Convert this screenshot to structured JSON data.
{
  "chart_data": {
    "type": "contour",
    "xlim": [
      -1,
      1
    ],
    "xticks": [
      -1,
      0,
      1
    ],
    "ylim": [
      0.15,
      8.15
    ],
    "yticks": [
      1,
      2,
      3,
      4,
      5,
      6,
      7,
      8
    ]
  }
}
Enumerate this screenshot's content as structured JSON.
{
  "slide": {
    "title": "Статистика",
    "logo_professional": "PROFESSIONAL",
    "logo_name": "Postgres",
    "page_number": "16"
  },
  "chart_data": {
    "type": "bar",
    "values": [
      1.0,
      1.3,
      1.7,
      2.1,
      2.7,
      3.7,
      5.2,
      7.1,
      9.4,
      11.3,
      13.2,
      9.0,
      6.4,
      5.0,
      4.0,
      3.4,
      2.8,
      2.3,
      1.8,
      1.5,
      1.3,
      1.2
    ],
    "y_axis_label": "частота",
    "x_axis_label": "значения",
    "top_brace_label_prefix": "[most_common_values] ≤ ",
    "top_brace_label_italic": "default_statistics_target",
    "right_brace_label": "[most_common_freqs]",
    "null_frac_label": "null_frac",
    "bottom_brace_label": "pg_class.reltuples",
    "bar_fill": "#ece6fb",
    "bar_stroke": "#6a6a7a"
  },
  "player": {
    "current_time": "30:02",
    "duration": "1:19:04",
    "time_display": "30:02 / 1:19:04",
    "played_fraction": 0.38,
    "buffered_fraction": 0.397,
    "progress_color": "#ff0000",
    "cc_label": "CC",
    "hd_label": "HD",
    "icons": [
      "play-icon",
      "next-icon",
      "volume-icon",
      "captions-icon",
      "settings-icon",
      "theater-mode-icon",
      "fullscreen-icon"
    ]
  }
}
+++++
**Stated exercise:** Every record above must be duplicated exactly.

**Response for this exercise:**
Convert this screenshot to structured JSON data.
{
  "chart_data": {
    "type": "contour",
    "xlim": [
      -1,
      1
    ],
    "xticks": [
      -1,
      0,
      1
    ],
    "ylim": [
      0.15,
      8.15
    ],
    "yticks": [
      1,
      2,
      3,
      4,
      5,
      6,
      7,
      8
    ]
  }
}
Enumerate this screenshot's content as structured JSON.
{
  "slide": {
    "title": "Статистика",
    "logo_professional": "PROFESSIONAL",
    "logo_name": "Postgres",
    "page_number": "16"
  },
  "chart_data": {
    "type": "bar",
    "values": [
      1.0,
      1.3,
      1.7,
      2.1,
      2.7,
      3.7,
      5.2,
      7.1,
      9.4,
      11.3,
      13.2,
      9.0,
      6.4,
      5.0,
      4.0,
      3.4,
      2.8,
      2.3,
      1.8,
      1.5,
      1.3,
      1.2
    ],
    "y_axis_label": "частота",
    "x_axis_label": "значения",
    "top_brace_label_prefix": "[most_common_values] ≤ ",
    "top_brace_label_italic": "default_statistics_target",
    "right_brace_label": "[most_common_freqs]",
    "null_frac_label": "null_frac",
    "bottom_brace_label": "pg_class.reltuples",
    "bar_fill": "#ece6fb",
    "bar_stroke": "#6a6a7a"
  },
  "player": {
    "current_time": "30:02",
    "duration": "1:19:04",
    "time_display": "30:02 / 1:19:04",
    "played_fraction": 0.38,
    "buffered_fraction": 0.397,
    "progress_color": "#ff0000",
    "cc_label": "CC",
    "hd_label": "HD",
    "icons": [
      "play-icon",
      "next-icon",
      "volume-icon",
      "captions-icon",
      "settings-icon",
      "theater-mode-icon",
      "fullscreen-icon"
    ]
  }
}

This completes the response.